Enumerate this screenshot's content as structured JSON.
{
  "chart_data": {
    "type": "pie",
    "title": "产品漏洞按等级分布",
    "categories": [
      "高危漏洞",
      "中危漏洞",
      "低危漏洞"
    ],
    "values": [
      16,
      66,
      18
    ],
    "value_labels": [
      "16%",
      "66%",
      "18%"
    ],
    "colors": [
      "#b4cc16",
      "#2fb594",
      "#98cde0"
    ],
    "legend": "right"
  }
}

------------------------------------------------------------

- REQUIRED WORK -
Return all of the data word for word.

- ANSWER TO THE EXERCISE -
Enumerate this screenshot's content as structured JSON.
{
  "chart_data": {
    "type": "pie",
    "title": "产品漏洞按等级分布",
    "categories": [
      "高危漏洞",
      "中危漏洞",
      "低危漏洞"
    ],
    "values": [
      16,
      66,
      18
    ],
    "value_labels": [
      "16%",
      "66%",
      "18%"
    ],
    "colors": [
      "#b4cc16",
      "#2fb594",
      "#98cde0"
    ],
    "legend": "right"
  }
}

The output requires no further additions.